*Work to do*
Output the material beneath this task exactly, images excluded.

Recorded data
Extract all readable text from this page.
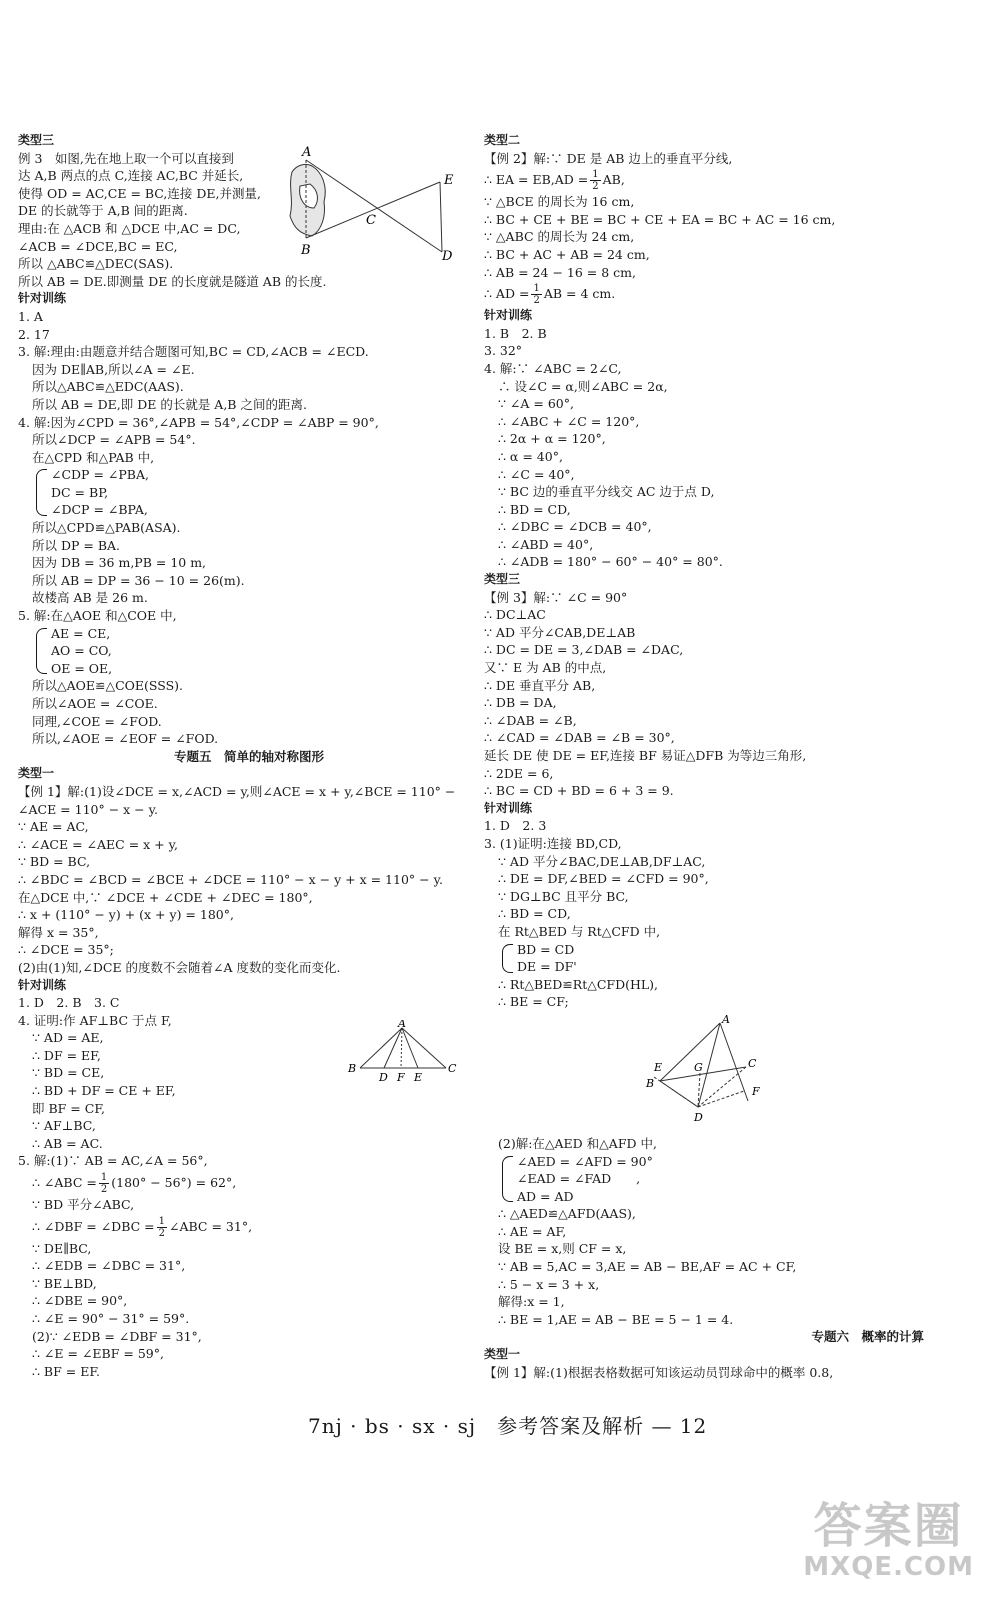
类型三
例 3　如图,先在地上取一个可以直接到
达 A,B 两点的点 C,连接 AC,BC 并延长,
使得 OD = AC,CE = BC,连接 DE,并测量,
DE 的长就等于 A,B 间的距离.
理由:在 △ACB 和 △DCE 中,AC = DC,
∠ACB = ∠DCE,BC = EC,
所以 △ABC≌△DEC(SAS).
所以 AB = DE.即测量 DE 的长度就是隧道 AB 的长度.
针对训练
1. A
2. 17
3. 解:理由:由题意并结合题图可知,BC = CD,∠ACB = ∠ECD.
因为 DE∥AB,所以∠A = ∠E.
所以△ABC≌△EDC(AAS).
所以 AB = DE,即 DE 的长就是 A,B 之间的距离.
4. 解:因为∠CPD = 36°,∠APB = 54°,∠CDP = ∠ABP = 90°,
所以∠DCP = ∠APB = 54°.
在△CPD 和△PAB 中,
∠CDP = ∠PBA,
DC = BP,
∠DCP = ∠BPA,
所以△CPD≌△PAB(ASA).
所以 DP = BA.
因为 DB = 36 m,PB = 10 m,
所以 AB = DP = 36 − 10 = 26(m).
故楼高 AB 是 26 m.
5. 解:在△AOE 和△COE 中,
AE = CE,
AO = CO,
OE = OE,
所以△AOE≌△COE(SSS).
所以∠AOE = ∠COE.
同理,∠COE = ∠FOD.
所以,∠AOE = ∠EOF = ∠FOD.
专题五　简单的轴对称图形
类型一
【例 1】解:(1)设∠DCE = x,∠ACD = y,则∠ACE = x + y,∠BCE = 110° −
∠ACE = 110° − x − y.
∵ AE = AC,
∴ ∠ACE = ∠AEC = x + y,
∵ BD = BC,
∴ ∠BDC = ∠BCD = ∠BCE + ∠DCE = 110° − x − y + x = 110° − y.
在△DCE 中,∵ ∠DCE + ∠CDE + ∠DEC = 180°,
∴ x + (110° − y) + (x + y) = 180°,
解得 x = 35°,
∴ ∠DCE = 35°;
(2)由(1)知,∠DCE 的度数不会随着∠A 度数的变化而变化.
针对训练
1. D　2. B　3. C
4. 证明:作 AF⊥BC 于点 F,
∵ AD = AE,
∴ DF = EF,
∵ BD = CE,
∴ BD + DF = CE + EF,
即 BF = CF,
∵ AF⊥BC,
∴ AB = AC.
5. 解:(1)∵ AB = AC,∠A = 56°,
∴ ∠ABC = $\frac{1}{2} (180^\circ - 56^\circ) = 62^\circ$,
∵ BD 平分∠ABC,
∴ ∠DBF = ∠DBC = $\frac{1}{2}$ ∠ABC = 31°,
∵ DE∥BC,
∴ ∠EDB = ∠DBC = 31°,
∵ BE⊥BD,
∴ ∠DBE = 90°,
∴ ∠E = 90° − 31° = 59°.
(2)∵ ∠EDB = ∠DBF = 31°,
∴ ∠E = ∠EBF = 59°,
∴ BF = EF.
A
B
C
D
E
A
B	C
D F E
类型二
【例 2】解:∵ DE 是 AB 边上的垂直平分线,
∴ EA = $EB,AD = \frac{1}{2}$ AB,
∵ △BCE 的周长为 16 cm,
∴ BC + CE + BE = BC + CE + EA = BC + AC = 16 cm,
∵ △ABC 的周长为 24 cm,
∴ BC + AC + AB = 24 cm,
∴ AB = 24 − 16 = 8 cm,
∴ AD = $\frac{1}{2}$ AB = 4 cm.
针对训练
1. B　2. B
3. 32°
4. 解:∵ ∠ABC = 2∠C,
∴ 设∠C = α,则∠ABC = 2α,
∵ ∠A = 60°,
∴ ∠ABC + ∠C = 120°,
∴ 2α + α = 120°,
∴ α = 40°,
∴ ∠C = 40°,
∵ BC 边的垂直平分线交 AC 边于点 D,
∴ BD = CD,
∴ ∠DBC = ∠DCB = 40°,
∴ ∠ABD = 40°,
∴ ∠ADB = 180° − 60° − 40° = 80°.
类型三
【例 3】解:∵ ∠C = 90°
∴ DC⊥AC
∵ AD 平分∠CAB,DE⊥AB
∴ DC = DE = 3,∠DAB = ∠DAC,
又∵ E 为 AB 的中点,
∴ DE 垂直平分 AB,
∴ DB = DA,
∴ ∠DAB = ∠B,
∴ ∠CAD = ∠DAB = ∠B = 30°,
延长 DE 使 DE = EF,连接 BF 易证△DFB 为等边三角形,
∴ 2DE = 6,
∴ BC = CD + BD = 6 + 3 = 9.
针对训练
1. D　2. 3
3. (1)证明:连接 BD,CD,
∵ AD 平分∠BAC,DE⊥AB,DF⊥AC,
∴ DE = DF,∠BED = ∠CFD = 90°,
∵ DG⊥BC 且平分 BC,
∴ BD = CD,
在 Rt△BED 与 Rt△CFD 中,
BD = CD
DE = DF'
∴ Rt△BED≌Rt△CFD(HL),
∴ BE = CF;
A
B
C
D
E
F
G
(2)解:在△AED 和△AFD 中,
∠AED = ∠AFD = 90°
∠EAD = ∠FAD　　,
AD = AD
∴ △AED≌△AFD(AAS),
∴ AE = AF,
设 BE = x,则 CF = x,
∵ AB = 5,AC = 3,AE = AB − BE,AF = AC + CF,
∴ 5 − x = 3 + x,
解得:x = 1,
∴ BE = 1,AE = AB − BE = 5 − 1 = 4.
专题六　概率的计算
类型一
【例 1】解:(1)根据表格数据可知该运动员罚球命中的概率 0.8,
7nj · bs · sx · sj　参考答案及解析 — 12
答案圈
MXQE.COM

*Exercise response*
Extract all readable text from this page.
类型三
例 3　如图,先在地上取一个可以直接到
达 A,B 两点的点 C,连接 AC,BC 并延长,
使得 OD = AC,CE = BC,连接 DE,并测量,
DE 的长就等于 A,B 间的距离.
理由:在 △ACB 和 △DCE 中,AC = DC,
∠ACB = ∠DCE,BC = EC,
所以 △ABC≌△DEC(SAS).
所以 AB = DE.即测量 DE 的长度就是隧道 AB 的长度.
针对训练
1. A
2. 17
3. 解:理由:由题意并结合题图可知,BC = CD,∠ACB = ∠ECD.
因为 DE∥AB,所以∠A = ∠E.
所以△ABC≌△EDC(AAS).
所以 AB = DE,即 DE 的长就是 A,B 之间的距离.
4. 解:因为∠CPD = 36°,∠APB = 54°,∠CDP = ∠ABP = 90°,
所以∠DCP = ∠APB = 54°.
在△CPD 和△PAB 中,
∠CDP = ∠PBA,
DC = BP,
∠DCP = ∠BPA,
所以△CPD≌△PAB(ASA).
所以 DP = BA.
因为 DB = 36 m,PB = 10 m,
所以 AB = DP = 36 − 10 = 26(m).
故楼高 AB 是 26 m.
5. 解:在△AOE 和△COE 中,
AE = CE,
AO = CO,
OE = OE,
所以△AOE≌△COE(SSS).
所以∠AOE = ∠COE.
同理,∠COE = ∠FOD.
所以,∠AOE = ∠EOF = ∠FOD.
专题五　简单的轴对称图形
类型一
【例 1】解:(1)设∠DCE = x,∠ACD = y,则∠ACE = x + y,∠BCE = 110° −
∠ACE = 110° − x − y.
∵ AE = AC,
∴ ∠ACE = ∠AEC = x + y,
∵ BD = BC,
∴ ∠BDC = ∠BCD = ∠BCE + ∠DCE = 110° − x − y + x = 110° − y.
在△DCE 中,∵ ∠DCE + ∠CDE + ∠DEC = 180°,
∴ x + (110° − y) + (x + y) = 180°,
解得 x = 35°,
∴ ∠DCE = 35°;
(2)由(1)知,∠DCE 的度数不会随着∠A 度数的变化而变化.
针对训练
1. D　2. B　3. C
4. 证明:作 AF⊥BC 于点 F,
∵ AD = AE,
∴ DF = EF,
∵ BD = CE,
∴ BD + DF = CE + EF,
即 BF = CF,
∵ AF⊥BC,
∴ AB = AC.
5. 解:(1)∵ AB = AC,∠A = 56°,
∴ ∠ABC = $\frac{1}{2} (180^\circ - 56^\circ) = 62^\circ$,
∵ BD 平分∠ABC,
∴ ∠DBF = ∠DBC = $\frac{1}{2}$ ∠ABC = 31°,
∵ DE∥BC,
∴ ∠EDB = ∠DBC = 31°,
∵ BE⊥BD,
∴ ∠DBE = 90°,
∴ ∠E = 90° − 31° = 59°.
(2)∵ ∠EDB = ∠DBF = 31°,
∴ ∠E = ∠EBF = 59°,
∴ BF = EF.
A
B
C
D
E
A
B	C
D F E
类型二
【例 2】解:∵ DE 是 AB 边上的垂直平分线,
∴ EA = $EB,AD = \frac{1}{2}$ AB,
∵ △BCE 的周长为 16 cm,
∴ BC + CE + BE = BC + CE + EA = BC + AC = 16 cm,
∵ △ABC 的周长为 24 cm,
∴ BC + AC + AB = 24 cm,
∴ AB = 24 − 16 = 8 cm,
∴ AD = $\frac{1}{2}$ AB = 4 cm.
针对训练
1. B　2. B
3. 32°
4. 解:∵ ∠ABC = 2∠C,
∴ 设∠C = α,则∠ABC = 2α,
∵ ∠A = 60°,
∴ ∠ABC + ∠C = 120°,
∴ 2α + α = 120°,
∴ α = 40°,
∴ ∠C = 40°,
∵ BC 边的垂直平分线交 AC 边于点 D,
∴ BD = CD,
∴ ∠DBC = ∠DCB = 40°,
∴ ∠ABD = 40°,
∴ ∠ADB = 180° − 60° − 40° = 80°.
类型三
【例 3】解:∵ ∠C = 90°
∴ DC⊥AC
∵ AD 平分∠CAB,DE⊥AB
∴ DC = DE = 3,∠DAB = ∠DAC,
又∵ E 为 AB 的中点,
∴ DE 垂直平分 AB,
∴ DB = DA,
∴ ∠DAB = ∠B,
∴ ∠CAD = ∠DAB = ∠B = 30°,
延长 DE 使 DE = EF,连接 BF 易证△DFB 为等边三角形,
∴ 2DE = 6,
∴ BC = CD + BD = 6 + 3 = 9.
针对训练
1. D　2. 3
3. (1)证明:连接 BD,CD,
∵ AD 平分∠BAC,DE⊥AB,DF⊥AC,
∴ DE = DF,∠BED = ∠CFD = 90°,
∵ DG⊥BC 且平分 BC,
∴ BD = CD,
在 Rt△BED 与 Rt△CFD 中,
BD = CD
DE = DF'
∴ Rt△BED≌Rt△CFD(HL),
∴ BE = CF;
A
B
C
D
E
F
G
(2)解:在△AED 和△AFD 中,
∠AED = ∠AFD = 90°
∠EAD = ∠FAD　　,
AD = AD
∴ △AED≌△AFD(AAS),
∴ AE = AF,
设 BE = x,则 CF = x,
∵ AB = 5,AC = 3,AE = AB − BE,AF = AC + CF,
∴ 5 − x = 3 + x,
解得:x = 1,
∴ BE = 1,AE = AB − BE = 5 − 1 = 4.
专题六　概率的计算
类型一
【例 1】解:(1)根据表格数据可知该运动员罚球命中的概率 0.8,
7nj · bs · sx · sj　参考答案及解析 — 12
答案圈
MXQE.COM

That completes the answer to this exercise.